BEGIN DATA ROWS

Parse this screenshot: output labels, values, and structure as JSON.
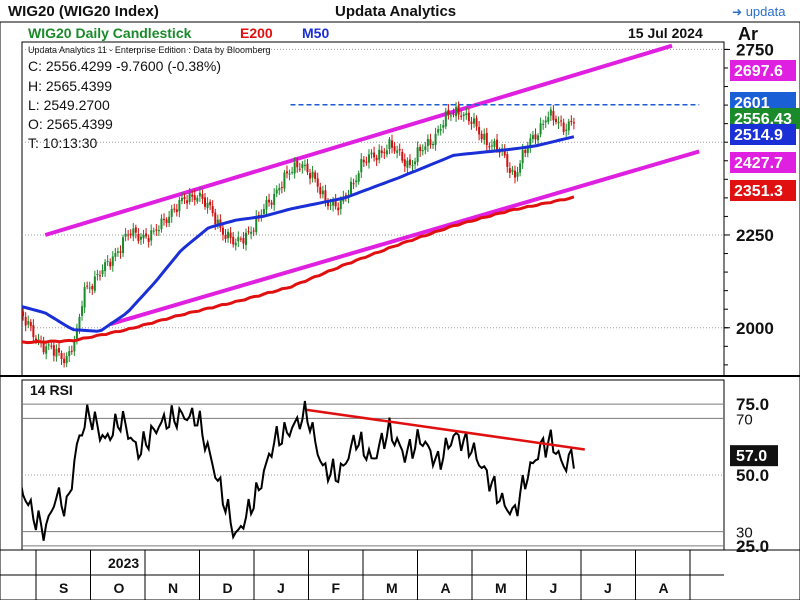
{
  "window": {
    "title": "WIG20 (WIG20 Index)",
    "app_name": "Updata Analytics",
    "brand": "updata",
    "brand_icon": "updata-arrow-icon"
  },
  "header": {
    "chart_title": "WIG20 Daily Candlestick",
    "ema_label": "E200",
    "ma_label": "M50",
    "date": "15 Jul 2024",
    "axis_unit": "Ar",
    "source": "Updata Analytics 11 - Enterprise Edition : Data by Bloomberg"
  },
  "ohlc": {
    "close": "C: 2556.4299  -9.7600 (-0.38%)",
    "high": "H: 2565.4399",
    "low": "L: 2549.2700",
    "open": "O: 2565.4399",
    "time": "T: 10:13:30"
  },
  "price_tags": [
    {
      "label": "2697.6",
      "color": "#e020e0",
      "text_color": "#ffffff",
      "value": 2697.6
    },
    {
      "label": "2601",
      "color": "#1a5fd6",
      "text_color": "#ffffff",
      "value": 2601
    },
    {
      "label": "2556.43",
      "color": "#1a8a2a",
      "text_color": "#ffffff",
      "value": 2556.43
    },
    {
      "label": "2514.9",
      "color": "#1a2fd6",
      "text_color": "#ffffff",
      "value": 2514.9
    },
    {
      "label": "2427.7",
      "color": "#e020e0",
      "text_color": "#ffffff",
      "value": 2427.7
    },
    {
      "label": "2351.3",
      "color": "#e01010",
      "text_color": "#ffffff",
      "value": 2351.3
    }
  ],
  "rsi_panel": {
    "label": "14 RSI",
    "tag": "57.0",
    "tag_color": "#111111"
  },
  "year_label": "2023",
  "colors": {
    "up": "#1a8a2a",
    "down": "#d01010",
    "ema": "#e01010",
    "ma": "#1a2fd6",
    "channel": "#e020e0",
    "resistance": "#1a5fd6",
    "rsi_trend": "#e01010"
  },
  "chart_data": [
    {
      "type": "candlestick",
      "title": "WIG20 Daily Candlestick",
      "y_axis": {
        "ticks": [
          "2750",
          "2250",
          "2000"
        ],
        "tick_values": [
          2750,
          2250,
          2000
        ],
        "ylim": [
          1870,
          2770
        ]
      },
      "x_axis": {
        "month_labels": [
          "S",
          "O",
          "N",
          "D",
          "J",
          "F",
          "M",
          "A",
          "M",
          "J",
          "J",
          "A"
        ]
      },
      "close_anchors": [
        {
          "m": 0,
          "v": 2040
        },
        {
          "m": 0.5,
          "v": 1945
        },
        {
          "m": 0.9,
          "v": 1920
        },
        {
          "m": 1.1,
          "v": 1985
        },
        {
          "m": 1.2,
          "v": 2100
        },
        {
          "m": 1.6,
          "v": 2160
        },
        {
          "m": 2.0,
          "v": 2250
        },
        {
          "m": 2.5,
          "v": 2250
        },
        {
          "m": 2.8,
          "v": 2315
        },
        {
          "m": 3.3,
          "v": 2365
        },
        {
          "m": 3.7,
          "v": 2275
        },
        {
          "m": 4.0,
          "v": 2220
        },
        {
          "m": 4.4,
          "v": 2290
        },
        {
          "m": 4.8,
          "v": 2385
        },
        {
          "m": 5.2,
          "v": 2450
        },
        {
          "m": 5.6,
          "v": 2355
        },
        {
          "m": 5.9,
          "v": 2320
        },
        {
          "m": 6.3,
          "v": 2440
        },
        {
          "m": 6.8,
          "v": 2490
        },
        {
          "m": 7.2,
          "v": 2440
        },
        {
          "m": 7.6,
          "v": 2510
        },
        {
          "m": 7.9,
          "v": 2570
        },
        {
          "m": 8.1,
          "v": 2590
        },
        {
          "m": 8.5,
          "v": 2520
        },
        {
          "m": 8.9,
          "v": 2465
        },
        {
          "m": 9.1,
          "v": 2410
        },
        {
          "m": 9.4,
          "v": 2500
        },
        {
          "m": 9.7,
          "v": 2570
        },
        {
          "m": 10.0,
          "v": 2545
        },
        {
          "m": 10.2,
          "v": 2556
        }
      ],
      "series": [
        {
          "name": "E200",
          "points": [
            {
              "m": 0,
              "v": 1960
            },
            {
              "m": 1,
              "v": 1965
            },
            {
              "m": 2,
              "v": 1995
            },
            {
              "m": 3,
              "v": 2035
            },
            {
              "m": 4,
              "v": 2070
            },
            {
              "m": 5,
              "v": 2110
            },
            {
              "m": 6,
              "v": 2170
            },
            {
              "m": 7,
              "v": 2225
            },
            {
              "m": 8,
              "v": 2275
            },
            {
              "m": 9,
              "v": 2315
            },
            {
              "m": 10.2,
              "v": 2351.3
            }
          ]
        },
        {
          "name": "M50",
          "points": [
            {
              "m": 0,
              "v": 2060
            },
            {
              "m": 0.5,
              "v": 2040
            },
            {
              "m": 1,
              "v": 1995
            },
            {
              "m": 1.5,
              "v": 1990
            },
            {
              "m": 2,
              "v": 2040
            },
            {
              "m": 2.5,
              "v": 2120
            },
            {
              "m": 3,
              "v": 2210
            },
            {
              "m": 3.5,
              "v": 2270
            },
            {
              "m": 4,
              "v": 2290
            },
            {
              "m": 4.5,
              "v": 2300
            },
            {
              "m": 5,
              "v": 2320
            },
            {
              "m": 6,
              "v": 2350
            },
            {
              "m": 7,
              "v": 2405
            },
            {
              "m": 8,
              "v": 2465
            },
            {
              "m": 9,
              "v": 2480
            },
            {
              "m": 9.5,
              "v": 2490
            },
            {
              "m": 10.2,
              "v": 2514.9
            }
          ]
        }
      ],
      "channel": {
        "upper": [
          {
            "m": 0.5,
            "v": 2250
          },
          {
            "m": 12.0,
            "v": 2760
          }
        ],
        "lower": [
          {
            "m": 1.7,
            "v": 2010
          },
          {
            "m": 12.5,
            "v": 2475
          }
        ]
      },
      "resistance": {
        "v": 2601,
        "from_m": 5.0,
        "to_m": 12.5
      }
    },
    {
      "type": "line",
      "title": "14 RSI",
      "y_axis": {
        "ticks": [
          "75.0",
          "70",
          "50.0",
          "30",
          "25.0"
        ],
        "tick_values": [
          75,
          70,
          50,
          30,
          25
        ],
        "ylim": [
          20,
          80
        ]
      },
      "rsi_anchors": [
        {
          "m": 0,
          "v": 48
        },
        {
          "m": 0.3,
          "v": 35
        },
        {
          "m": 0.5,
          "v": 30
        },
        {
          "m": 0.7,
          "v": 43
        },
        {
          "m": 0.9,
          "v": 38
        },
        {
          "m": 1.1,
          "v": 62
        },
        {
          "m": 1.3,
          "v": 72
        },
        {
          "m": 1.6,
          "v": 62
        },
        {
          "m": 1.9,
          "v": 70
        },
        {
          "m": 2.2,
          "v": 58
        },
        {
          "m": 2.6,
          "v": 68
        },
        {
          "m": 3.0,
          "v": 71
        },
        {
          "m": 3.3,
          "v": 70
        },
        {
          "m": 3.6,
          "v": 52
        },
        {
          "m": 4.0,
          "v": 28
        },
        {
          "m": 4.4,
          "v": 44
        },
        {
          "m": 4.7,
          "v": 62
        },
        {
          "m": 5.0,
          "v": 66
        },
        {
          "m": 5.3,
          "v": 72
        },
        {
          "m": 5.6,
          "v": 52
        },
        {
          "m": 5.9,
          "v": 50
        },
        {
          "m": 6.2,
          "v": 63
        },
        {
          "m": 6.5,
          "v": 55
        },
        {
          "m": 6.8,
          "v": 66
        },
        {
          "m": 7.1,
          "v": 57
        },
        {
          "m": 7.4,
          "v": 63
        },
        {
          "m": 7.7,
          "v": 54
        },
        {
          "m": 8.0,
          "v": 64
        },
        {
          "m": 8.3,
          "v": 60
        },
        {
          "m": 8.6,
          "v": 50
        },
        {
          "m": 8.9,
          "v": 40
        },
        {
          "m": 9.1,
          "v": 36
        },
        {
          "m": 9.3,
          "v": 48
        },
        {
          "m": 9.6,
          "v": 60
        },
        {
          "m": 9.8,
          "v": 62
        },
        {
          "m": 10.0,
          "v": 53
        },
        {
          "m": 10.2,
          "v": 57
        }
      ],
      "trendline": [
        {
          "m": 5.3,
          "v": 73
        },
        {
          "m": 10.4,
          "v": 59
        }
      ]
    }
  ]
}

END DATA ROWS

**EXERCISE OBJECTIVE**
Which lines above contain "Analytics"? Show each of them.

**COMPLETE OUTPUT**
    "app_name": "Updata Analytics",
    "source": "Updata Analytics 11 - Enterprise Edition : Data by Bloomberg"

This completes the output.